Task directions: Without the images, write out the whole listing exactly.

┌──

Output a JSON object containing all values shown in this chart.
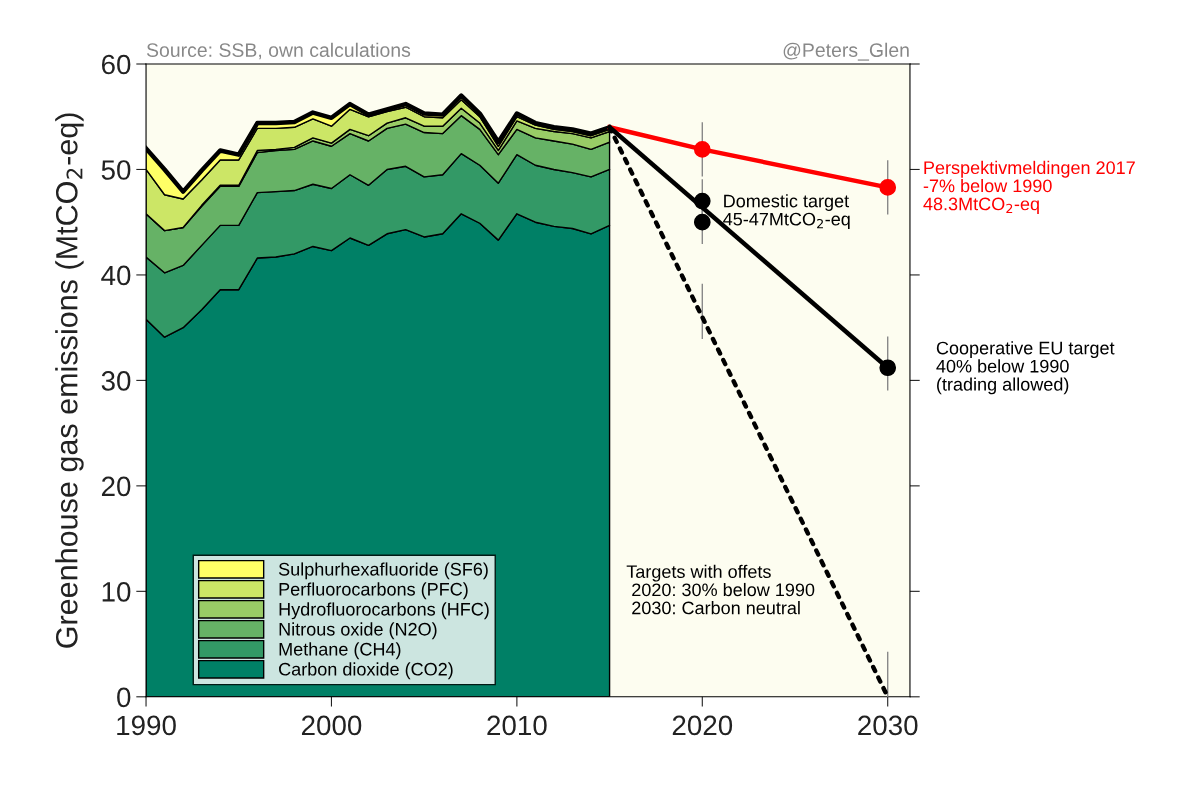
{
  "chart_data": {
    "type": "area",
    "stacked": true,
    "ylabel": "Greenhouse gas emissions (MtCO$_{2}$-eq)",
    "x": [
      1990,
      1991,
      1992,
      1993,
      1994,
      1995,
      1996,
      1997,
      1998,
      1999,
      2000,
      2001,
      2002,
      2003,
      2004,
      2005,
      2006,
      2007,
      2008,
      2009,
      2010,
      2011,
      2012,
      2013,
      2014,
      2015
    ],
    "xlim": [
      1990,
      2031.2
    ],
    "xticks": [
      1990,
      2000,
      2010,
      2020,
      2030
    ],
    "ylim": [
      0,
      60
    ],
    "yticks": [
      0,
      10,
      20,
      30,
      40,
      50,
      60
    ],
    "grid": false,
    "legend": "bottom left",
    "annotations": [
      "Source: SSB, own calculations",
      "@Peters_Glen"
    ],
    "series": [
      {
        "name": "Carbon dioxide (CO2)",
        "color": "#008066",
        "values": [
          35.8,
          34.1,
          35.0,
          36.7,
          38.6,
          38.6,
          41.6,
          41.7,
          42.0,
          42.7,
          42.3,
          43.5,
          42.8,
          43.9,
          44.3,
          43.6,
          43.9,
          45.8,
          44.9,
          43.3,
          45.8,
          45.0,
          44.6,
          44.4,
          43.9,
          44.7
        ]
      },
      {
        "name": "Methane (CH4)",
        "color": "#339966",
        "values": [
          5.9,
          6.1,
          5.9,
          6.1,
          6.1,
          6.1,
          6.2,
          6.2,
          6.0,
          5.9,
          5.9,
          6.0,
          5.7,
          6.1,
          6.0,
          5.7,
          5.6,
          5.7,
          5.5,
          5.4,
          5.6,
          5.4,
          5.4,
          5.3,
          5.4,
          5.3
        ]
      },
      {
        "name": "Nitrous oxide (N2O)",
        "color": "#66b266",
        "values": [
          4.1,
          4.0,
          3.6,
          3.7,
          3.7,
          3.7,
          3.8,
          3.9,
          3.9,
          4.1,
          4.0,
          3.9,
          4.2,
          3.9,
          4.0,
          4.2,
          3.9,
          3.6,
          3.4,
          2.7,
          2.4,
          2.6,
          2.7,
          2.7,
          2.6,
          2.6
        ]
      },
      {
        "name": "Hydrofluorocarbons (HFC)",
        "color": "#99cc66",
        "values": [
          0,
          0,
          0,
          0.1,
          0.1,
          0.1,
          0.2,
          0.1,
          0.2,
          0.3,
          0.3,
          0.4,
          0.5,
          0.5,
          0.6,
          0.6,
          0.7,
          0.7,
          0.6,
          0.4,
          0.8,
          0.9,
          0.9,
          1.0,
          1.1,
          1.0
        ]
      },
      {
        "name": "Perfluorocarbons (PFC)",
        "color": "#cce666",
        "values": [
          4.2,
          3.4,
          2.7,
          2.4,
          2.4,
          2.4,
          2.1,
          2.0,
          1.9,
          1.8,
          1.6,
          1.9,
          1.8,
          1.1,
          1.0,
          0.9,
          0.8,
          0.8,
          0.6,
          0.4,
          0.4,
          0.3,
          0.2,
          0.2,
          0.2,
          0.2
        ]
      },
      {
        "name": "Sulphurhexafluoride (SF6)",
        "color": "#ffff66",
        "values": [
          2.0,
          2.4,
          0.7,
          0.9,
          0.9,
          0.5,
          0.5,
          0.5,
          0.5,
          0.6,
          0.8,
          0.5,
          0.2,
          0.2,
          0.3,
          0.3,
          0.3,
          0.4,
          0.3,
          0.4,
          0.3,
          0.2,
          0.2,
          0.2,
          0.2,
          0.2
        ]
      },
      {
        "type": "line",
        "name": "Perspektivmeldingen 2017\n-7% below 1990\n48.3MtCO$_{2}$-eq",
        "color": "#ff0000",
        "x": [
          2015,
          2020,
          2030
        ],
        "values": [
          54.0,
          51.9,
          48.3
        ],
        "errors": [
          null,
          [
            49.4,
            54.4
          ],
          [
            45.8,
            50.8
          ]
        ],
        "marker": "circle",
        "line_style": "solid"
      },
      {
        "type": "line",
        "name": "Cooperative EU target\n40% below 1990\n(trading allowed)",
        "color": "#000000",
        "x": [
          2015,
          2030
        ],
        "values": [
          54.0,
          31.2
        ],
        "errors": [
          null,
          [
            29.1,
            34.1
          ]
        ],
        "marker": "circle",
        "line_style": "solid"
      },
      {
        "type": "scatter",
        "name": "Domestic target\n45-47MtCO$_{2}$-eq",
        "color": "#000000",
        "x": [
          2020,
          2020
        ],
        "values": [
          47,
          45
        ],
        "errors": [
          2,
          2
        ],
        "marker": "circle"
      },
      {
        "type": "line",
        "name": "Targets with offets\n 2020: 30% below 1990\n 2030: Carbon neutral",
        "color": "#000000",
        "x": [
          2015,
          2020,
          2030
        ],
        "values": [
          54.0,
          36.0,
          0
        ],
        "errors": [
          null,
          [
            34.0,
            39.1
          ],
          [
            0,
            4.2
          ]
        ],
        "marker": "none",
        "line_style": "dotted"
      }
    ]
  }
}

└──

Written solution:
Output a JSON object containing all values shown in this chart.
{
  "chart_data": {
    "type": "area",
    "stacked": true,
    "ylabel": "Greenhouse gas emissions (MtCO$_{2}$-eq)",
    "x": [
      1990,
      1991,
      1992,
      1993,
      1994,
      1995,
      1996,
      1997,
      1998,
      1999,
      2000,
      2001,
      2002,
      2003,
      2004,
      2005,
      2006,
      2007,
      2008,
      2009,
      2010,
      2011,
      2012,
      2013,
      2014,
      2015
    ],
    "xlim": [
      1990,
      2031.2
    ],
    "xticks": [
      1990,
      2000,
      2010,
      2020,
      2030
    ],
    "ylim": [
      0,
      60
    ],
    "yticks": [
      0,
      10,
      20,
      30,
      40,
      50,
      60
    ],
    "grid": false,
    "legend": "bottom left",
    "annotations": [
      "Source: SSB, own calculations",
      "@Peters_Glen"
    ],
    "series": [
      {
        "name": "Carbon dioxide (CO2)",
        "color": "#008066",
        "values": [
          35.8,
          34.1,
          35.0,
          36.7,
          38.6,
          38.6,
          41.6,
          41.7,
          42.0,
          42.7,
          42.3,
          43.5,
          42.8,
          43.9,
          44.3,
          43.6,
          43.9,
          45.8,
          44.9,
          43.3,
          45.8,
          45.0,
          44.6,
          44.4,
          43.9,
          44.7
        ]
      },
      {
        "name": "Methane (CH4)",
        "color": "#339966",
        "values": [
          5.9,
          6.1,
          5.9,
          6.1,
          6.1,
          6.1,
          6.2,
          6.2,
          6.0,
          5.9,
          5.9,
          6.0,
          5.7,
          6.1,
          6.0,
          5.7,
          5.6,
          5.7,
          5.5,
          5.4,
          5.6,
          5.4,
          5.4,
          5.3,
          5.4,
          5.3
        ]
      },
      {
        "name": "Nitrous oxide (N2O)",
        "color": "#66b266",
        "values": [
          4.1,
          4.0,
          3.6,
          3.7,
          3.7,
          3.7,
          3.8,
          3.9,
          3.9,
          4.1,
          4.0,
          3.9,
          4.2,
          3.9,
          4.0,
          4.2,
          3.9,
          3.6,
          3.4,
          2.7,
          2.4,
          2.6,
          2.7,
          2.7,
          2.6,
          2.6
        ]
      },
      {
        "name": "Hydrofluorocarbons (HFC)",
        "color": "#99cc66",
        "values": [
          0,
          0,
          0,
          0.1,
          0.1,
          0.1,
          0.2,
          0.1,
          0.2,
          0.3,
          0.3,
          0.4,
          0.5,
          0.5,
          0.6,
          0.6,
          0.7,
          0.7,
          0.6,
          0.4,
          0.8,
          0.9,
          0.9,
          1.0,
          1.1,
          1.0
        ]
      },
      {
        "name": "Perfluorocarbons (PFC)",
        "color": "#cce666",
        "values": [
          4.2,
          3.4,
          2.7,
          2.4,
          2.4,
          2.4,
          2.1,
          2.0,
          1.9,
          1.8,
          1.6,
          1.9,
          1.8,
          1.1,
          1.0,
          0.9,
          0.8,
          0.8,
          0.6,
          0.4,
          0.4,
          0.3,
          0.2,
          0.2,
          0.2,
          0.2
        ]
      },
      {
        "name": "Sulphurhexafluoride (SF6)",
        "color": "#ffff66",
        "values": [
          2.0,
          2.4,
          0.7,
          0.9,
          0.9,
          0.5,
          0.5,
          0.5,
          0.5,
          0.6,
          0.8,
          0.5,
          0.2,
          0.2,
          0.3,
          0.3,
          0.3,
          0.4,
          0.3,
          0.4,
          0.3,
          0.2,
          0.2,
          0.2,
          0.2,
          0.2
        ]
      },
      {
        "type": "line",
        "name": "Perspektivmeldingen 2017\n-7% below 1990\n48.3MtCO$_{2}$-eq",
        "color": "#ff0000",
        "x": [
          2015,
          2020,
          2030
        ],
        "values": [
          54.0,
          51.9,
          48.3
        ],
        "errors": [
          null,
          [
            49.4,
            54.4
          ],
          [
            45.8,
            50.8
          ]
        ],
        "marker": "circle",
        "line_style": "solid"
      },
      {
        "type": "line",
        "name": "Cooperative EU target\n40% below 1990\n(trading allowed)",
        "color": "#000000",
        "x": [
          2015,
          2030
        ],
        "values": [
          54.0,
          31.2
        ],
        "errors": [
          null,
          [
            29.1,
            34.1
          ]
        ],
        "marker": "circle",
        "line_style": "solid"
      },
      {
        "type": "scatter",
        "name": "Domestic target\n45-47MtCO$_{2}$-eq",
        "color": "#000000",
        "x": [
          2020,
          2020
        ],
        "values": [
          47,
          45
        ],
        "errors": [
          2,
          2
        ],
        "marker": "circle"
      },
      {
        "type": "line",
        "name": "Targets with offets\n 2020: 30% below 1990\n 2030: Carbon neutral",
        "color": "#000000",
        "x": [
          2015,
          2020,
          2030
        ],
        "values": [
          54.0,
          36.0,
          0
        ],
        "errors": [
          null,
          [
            34.0,
            39.1
          ],
          [
            0,
            4.2
          ]
        ],
        "marker": "none",
        "line_style": "dotted"
      }
    ]
  }
}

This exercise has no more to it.